▸ Exercises
[a] Answer these questions using the text on security interests under Portuguese law:
(i) For a security subject to registration, what determines the priority of competing security interests?
(ii) When only transfer of possession is required, what date determines priority?
(iii) Before whom must contractual subordination be made to be recognized?
[b] Reproduce the text on security interests under Portuguese law word for word, from "The priority of" to "assignment of receivables).".
***** Document excerpt
The priority of competing security interests is determined by the date of registration of the security interest if the security is subject to registration, such as in the cases of mortgages over properties, vessels, aircraft, factory and car mortgages, quota pledges, pledges over bank accounts and pledges over deposited and dematerialised shares. Conversely, if no registration is required but merely the transfer of possession (eg, assignment of receivables), priority is determined by the date on which the relevant perfection requirements of the security are completed, namely, the act of possession by the creditor or similar (eg, notification to debtors in an assignment of receivables).

Contractual subordination is allowed under Portuguese law. Creditors may qualify their debt as subordinated and have it treated as such in an insolvency proceeding. However, contractual subordination is only recognised if it is made before all creditors (eg, deeply subordinated debt) and not just before certain creditors (eg, mezzanine debt). This is because insolvency law has general classes of creditors (see 7 Bankruptcy and Insolvency).
**********
***** Data extracts
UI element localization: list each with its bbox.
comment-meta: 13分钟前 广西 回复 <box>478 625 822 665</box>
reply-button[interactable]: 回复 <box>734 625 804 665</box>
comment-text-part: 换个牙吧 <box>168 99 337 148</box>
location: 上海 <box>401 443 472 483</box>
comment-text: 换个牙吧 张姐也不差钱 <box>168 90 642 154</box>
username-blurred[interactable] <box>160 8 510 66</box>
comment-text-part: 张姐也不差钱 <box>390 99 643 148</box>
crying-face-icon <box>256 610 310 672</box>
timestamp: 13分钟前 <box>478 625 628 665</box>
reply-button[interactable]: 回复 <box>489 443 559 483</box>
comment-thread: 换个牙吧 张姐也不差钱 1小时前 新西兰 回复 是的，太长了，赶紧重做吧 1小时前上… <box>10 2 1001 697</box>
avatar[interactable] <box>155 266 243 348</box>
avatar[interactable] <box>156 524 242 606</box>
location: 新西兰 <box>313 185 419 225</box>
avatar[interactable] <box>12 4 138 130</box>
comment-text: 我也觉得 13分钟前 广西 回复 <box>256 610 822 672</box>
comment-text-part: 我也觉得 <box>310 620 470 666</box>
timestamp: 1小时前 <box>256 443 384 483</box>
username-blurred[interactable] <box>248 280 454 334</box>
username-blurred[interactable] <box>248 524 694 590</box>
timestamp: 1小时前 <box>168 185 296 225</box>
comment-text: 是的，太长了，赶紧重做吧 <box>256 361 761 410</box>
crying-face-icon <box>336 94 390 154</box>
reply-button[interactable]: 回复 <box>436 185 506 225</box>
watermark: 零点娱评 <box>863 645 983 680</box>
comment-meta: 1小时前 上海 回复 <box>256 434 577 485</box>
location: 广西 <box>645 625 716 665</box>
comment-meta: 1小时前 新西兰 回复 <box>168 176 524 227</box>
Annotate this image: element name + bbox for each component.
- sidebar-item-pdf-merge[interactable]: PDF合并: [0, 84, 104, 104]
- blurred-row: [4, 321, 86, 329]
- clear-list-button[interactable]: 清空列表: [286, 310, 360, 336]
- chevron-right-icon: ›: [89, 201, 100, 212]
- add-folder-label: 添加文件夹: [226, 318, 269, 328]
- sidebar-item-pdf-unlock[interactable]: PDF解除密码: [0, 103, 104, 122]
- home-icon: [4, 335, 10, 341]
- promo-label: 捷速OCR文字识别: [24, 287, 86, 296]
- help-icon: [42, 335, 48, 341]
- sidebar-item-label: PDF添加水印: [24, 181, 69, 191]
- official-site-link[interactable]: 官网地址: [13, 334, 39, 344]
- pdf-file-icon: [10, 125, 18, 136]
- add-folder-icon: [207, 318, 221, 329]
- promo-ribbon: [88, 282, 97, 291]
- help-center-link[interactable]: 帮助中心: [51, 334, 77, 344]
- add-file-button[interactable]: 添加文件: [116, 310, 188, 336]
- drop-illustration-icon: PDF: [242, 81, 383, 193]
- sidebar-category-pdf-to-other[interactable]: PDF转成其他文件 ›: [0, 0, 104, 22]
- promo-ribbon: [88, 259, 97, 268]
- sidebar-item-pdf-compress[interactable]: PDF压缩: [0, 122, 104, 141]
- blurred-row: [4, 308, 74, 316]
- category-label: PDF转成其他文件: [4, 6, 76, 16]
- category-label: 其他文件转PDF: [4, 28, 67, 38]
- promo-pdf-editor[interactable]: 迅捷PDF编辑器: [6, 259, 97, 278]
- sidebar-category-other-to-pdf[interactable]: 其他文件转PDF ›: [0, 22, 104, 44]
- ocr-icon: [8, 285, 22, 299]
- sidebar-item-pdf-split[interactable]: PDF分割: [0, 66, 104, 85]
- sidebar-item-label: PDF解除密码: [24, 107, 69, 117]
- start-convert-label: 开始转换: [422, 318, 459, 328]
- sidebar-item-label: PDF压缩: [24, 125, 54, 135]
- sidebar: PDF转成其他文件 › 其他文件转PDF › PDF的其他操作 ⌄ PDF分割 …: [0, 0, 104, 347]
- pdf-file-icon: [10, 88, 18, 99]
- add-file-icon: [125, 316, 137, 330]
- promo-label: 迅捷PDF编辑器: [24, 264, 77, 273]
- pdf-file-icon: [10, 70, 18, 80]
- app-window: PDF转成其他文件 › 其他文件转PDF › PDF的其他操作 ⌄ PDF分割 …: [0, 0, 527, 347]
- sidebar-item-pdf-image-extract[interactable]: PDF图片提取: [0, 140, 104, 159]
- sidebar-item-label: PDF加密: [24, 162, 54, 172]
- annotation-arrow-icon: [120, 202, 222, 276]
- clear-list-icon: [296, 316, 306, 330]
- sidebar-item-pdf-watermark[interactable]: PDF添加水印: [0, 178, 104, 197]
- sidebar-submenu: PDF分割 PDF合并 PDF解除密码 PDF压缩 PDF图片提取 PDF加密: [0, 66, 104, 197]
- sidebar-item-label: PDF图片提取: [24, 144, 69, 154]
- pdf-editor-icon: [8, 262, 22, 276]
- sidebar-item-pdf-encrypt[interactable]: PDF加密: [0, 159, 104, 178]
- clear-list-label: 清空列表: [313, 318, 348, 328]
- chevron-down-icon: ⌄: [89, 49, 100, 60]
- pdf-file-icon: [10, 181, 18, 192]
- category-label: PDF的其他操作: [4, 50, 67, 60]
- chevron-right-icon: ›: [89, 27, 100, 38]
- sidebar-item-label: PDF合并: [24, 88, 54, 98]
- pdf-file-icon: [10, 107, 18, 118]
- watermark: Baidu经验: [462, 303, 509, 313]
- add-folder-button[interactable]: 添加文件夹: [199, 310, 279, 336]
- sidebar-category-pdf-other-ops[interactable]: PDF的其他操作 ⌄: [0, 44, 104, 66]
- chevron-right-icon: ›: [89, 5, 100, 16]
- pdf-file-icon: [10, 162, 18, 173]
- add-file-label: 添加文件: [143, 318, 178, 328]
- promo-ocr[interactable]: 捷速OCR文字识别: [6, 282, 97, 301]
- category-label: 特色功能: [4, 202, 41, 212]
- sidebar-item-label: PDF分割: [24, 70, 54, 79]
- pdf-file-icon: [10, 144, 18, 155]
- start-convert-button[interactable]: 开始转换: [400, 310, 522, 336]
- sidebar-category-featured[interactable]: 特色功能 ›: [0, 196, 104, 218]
**********
▸ Answers to the exercise
[a]
(i) The date of registration of the security interest.
(ii) The date on which the relevant perfection requirements of the security are completed.
(iii) Before all creditors.

[b]
The priority of competing security interests is determined by the date of registration of the security interest if the security is subject to registration, such as in the cases of mortgages over properties, vessels, aircraft, factory and car mortgages, quota pledges, pledges over bank accounts and pledges over deposited and dematerialised shares. Conversely, if no registration is required but merely the transfer of possession (eg, assignment of receivables), priority is determined by the date on which the relevant perfection requirements of the security are completed, namely, the act of possession by the creditor or similar (eg, notification to debtors in an assignment of receivables).